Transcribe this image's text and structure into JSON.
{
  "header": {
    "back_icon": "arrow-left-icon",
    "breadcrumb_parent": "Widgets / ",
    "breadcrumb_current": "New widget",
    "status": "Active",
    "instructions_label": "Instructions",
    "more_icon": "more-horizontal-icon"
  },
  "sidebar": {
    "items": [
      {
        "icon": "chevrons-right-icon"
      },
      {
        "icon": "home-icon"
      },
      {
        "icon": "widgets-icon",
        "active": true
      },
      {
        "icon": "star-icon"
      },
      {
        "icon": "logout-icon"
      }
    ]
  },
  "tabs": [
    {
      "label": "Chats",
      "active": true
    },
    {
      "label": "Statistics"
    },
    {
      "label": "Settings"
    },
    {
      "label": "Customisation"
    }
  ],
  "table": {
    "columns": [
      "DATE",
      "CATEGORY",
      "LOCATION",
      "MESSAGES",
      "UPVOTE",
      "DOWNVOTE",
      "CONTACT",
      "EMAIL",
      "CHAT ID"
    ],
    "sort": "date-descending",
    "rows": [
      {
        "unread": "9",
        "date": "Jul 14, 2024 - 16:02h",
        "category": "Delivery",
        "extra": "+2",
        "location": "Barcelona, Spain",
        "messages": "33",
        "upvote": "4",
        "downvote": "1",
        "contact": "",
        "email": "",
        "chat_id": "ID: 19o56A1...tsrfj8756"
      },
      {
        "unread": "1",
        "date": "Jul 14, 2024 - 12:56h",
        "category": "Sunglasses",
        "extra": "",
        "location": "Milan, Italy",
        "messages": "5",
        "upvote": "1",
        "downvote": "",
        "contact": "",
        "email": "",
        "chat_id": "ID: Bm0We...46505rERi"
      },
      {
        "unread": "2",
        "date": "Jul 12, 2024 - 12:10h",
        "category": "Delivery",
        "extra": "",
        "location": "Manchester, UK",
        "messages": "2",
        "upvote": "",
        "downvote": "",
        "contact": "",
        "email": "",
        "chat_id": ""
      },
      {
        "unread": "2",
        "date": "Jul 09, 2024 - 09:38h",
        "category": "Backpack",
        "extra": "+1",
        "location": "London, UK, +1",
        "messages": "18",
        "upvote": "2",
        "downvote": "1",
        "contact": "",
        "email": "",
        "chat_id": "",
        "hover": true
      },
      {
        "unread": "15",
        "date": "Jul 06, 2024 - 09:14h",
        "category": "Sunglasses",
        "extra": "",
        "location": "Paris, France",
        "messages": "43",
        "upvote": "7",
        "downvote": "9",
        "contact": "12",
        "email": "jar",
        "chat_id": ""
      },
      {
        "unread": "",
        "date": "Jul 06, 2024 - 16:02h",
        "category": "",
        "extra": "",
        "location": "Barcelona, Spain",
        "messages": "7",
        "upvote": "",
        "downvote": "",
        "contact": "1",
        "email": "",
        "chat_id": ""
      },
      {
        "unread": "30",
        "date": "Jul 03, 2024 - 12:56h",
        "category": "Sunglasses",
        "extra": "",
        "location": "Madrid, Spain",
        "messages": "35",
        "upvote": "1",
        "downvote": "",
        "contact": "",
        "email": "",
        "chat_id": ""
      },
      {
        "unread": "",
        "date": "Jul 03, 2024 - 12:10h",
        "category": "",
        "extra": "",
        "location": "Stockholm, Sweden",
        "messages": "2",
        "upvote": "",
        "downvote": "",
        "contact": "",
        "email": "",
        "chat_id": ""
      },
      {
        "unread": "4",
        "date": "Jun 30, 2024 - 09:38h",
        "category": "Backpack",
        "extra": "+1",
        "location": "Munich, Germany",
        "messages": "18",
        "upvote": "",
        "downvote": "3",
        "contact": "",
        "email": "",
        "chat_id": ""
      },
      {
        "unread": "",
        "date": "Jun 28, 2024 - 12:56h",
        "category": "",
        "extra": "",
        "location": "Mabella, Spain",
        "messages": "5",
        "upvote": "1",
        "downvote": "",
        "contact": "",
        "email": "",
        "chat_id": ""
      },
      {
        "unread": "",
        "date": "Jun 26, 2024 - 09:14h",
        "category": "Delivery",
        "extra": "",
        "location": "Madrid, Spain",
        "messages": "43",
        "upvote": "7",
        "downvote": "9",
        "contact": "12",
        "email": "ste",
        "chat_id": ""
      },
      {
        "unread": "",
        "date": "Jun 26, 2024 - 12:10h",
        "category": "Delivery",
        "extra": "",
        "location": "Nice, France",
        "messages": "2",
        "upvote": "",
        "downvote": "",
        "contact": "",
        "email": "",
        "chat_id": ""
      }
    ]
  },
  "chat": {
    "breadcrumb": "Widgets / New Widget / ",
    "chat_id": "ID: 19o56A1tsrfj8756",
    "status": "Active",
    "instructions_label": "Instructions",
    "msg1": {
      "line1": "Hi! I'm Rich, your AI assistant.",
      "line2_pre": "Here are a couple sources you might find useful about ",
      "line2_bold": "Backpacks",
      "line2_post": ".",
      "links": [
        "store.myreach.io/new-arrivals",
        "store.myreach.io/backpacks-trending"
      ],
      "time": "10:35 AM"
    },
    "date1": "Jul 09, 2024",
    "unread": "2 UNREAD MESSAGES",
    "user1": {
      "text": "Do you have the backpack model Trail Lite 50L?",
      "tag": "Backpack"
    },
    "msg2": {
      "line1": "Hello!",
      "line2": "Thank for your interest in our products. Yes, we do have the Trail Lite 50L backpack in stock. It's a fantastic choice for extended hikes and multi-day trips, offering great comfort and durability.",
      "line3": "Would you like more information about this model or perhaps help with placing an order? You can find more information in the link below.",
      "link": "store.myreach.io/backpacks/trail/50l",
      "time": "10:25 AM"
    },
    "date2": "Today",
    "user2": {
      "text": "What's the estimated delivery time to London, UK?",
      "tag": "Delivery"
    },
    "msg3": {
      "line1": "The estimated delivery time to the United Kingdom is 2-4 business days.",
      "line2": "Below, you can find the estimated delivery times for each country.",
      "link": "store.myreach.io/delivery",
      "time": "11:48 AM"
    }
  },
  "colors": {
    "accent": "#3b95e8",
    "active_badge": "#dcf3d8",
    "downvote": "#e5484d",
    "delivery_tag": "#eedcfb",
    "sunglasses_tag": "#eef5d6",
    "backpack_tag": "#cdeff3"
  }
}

* * *

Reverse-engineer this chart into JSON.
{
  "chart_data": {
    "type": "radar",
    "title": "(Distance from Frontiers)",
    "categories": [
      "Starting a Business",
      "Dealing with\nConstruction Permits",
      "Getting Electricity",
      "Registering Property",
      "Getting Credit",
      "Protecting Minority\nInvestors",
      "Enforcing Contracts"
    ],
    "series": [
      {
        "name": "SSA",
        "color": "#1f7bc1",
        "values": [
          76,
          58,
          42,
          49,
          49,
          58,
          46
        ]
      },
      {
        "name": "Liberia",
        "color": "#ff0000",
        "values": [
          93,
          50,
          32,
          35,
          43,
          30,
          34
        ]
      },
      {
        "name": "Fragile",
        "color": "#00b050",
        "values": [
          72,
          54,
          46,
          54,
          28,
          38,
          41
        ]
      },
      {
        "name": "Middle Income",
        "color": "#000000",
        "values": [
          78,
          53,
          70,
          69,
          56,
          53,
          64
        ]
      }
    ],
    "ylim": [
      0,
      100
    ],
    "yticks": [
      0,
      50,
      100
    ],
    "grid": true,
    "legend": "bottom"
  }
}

THE EXERCISE:
Extract every line above containing the word "true".

FINISHED ANSWER:
        "active": true
      "active": true
        "hover": true
    "grid": true,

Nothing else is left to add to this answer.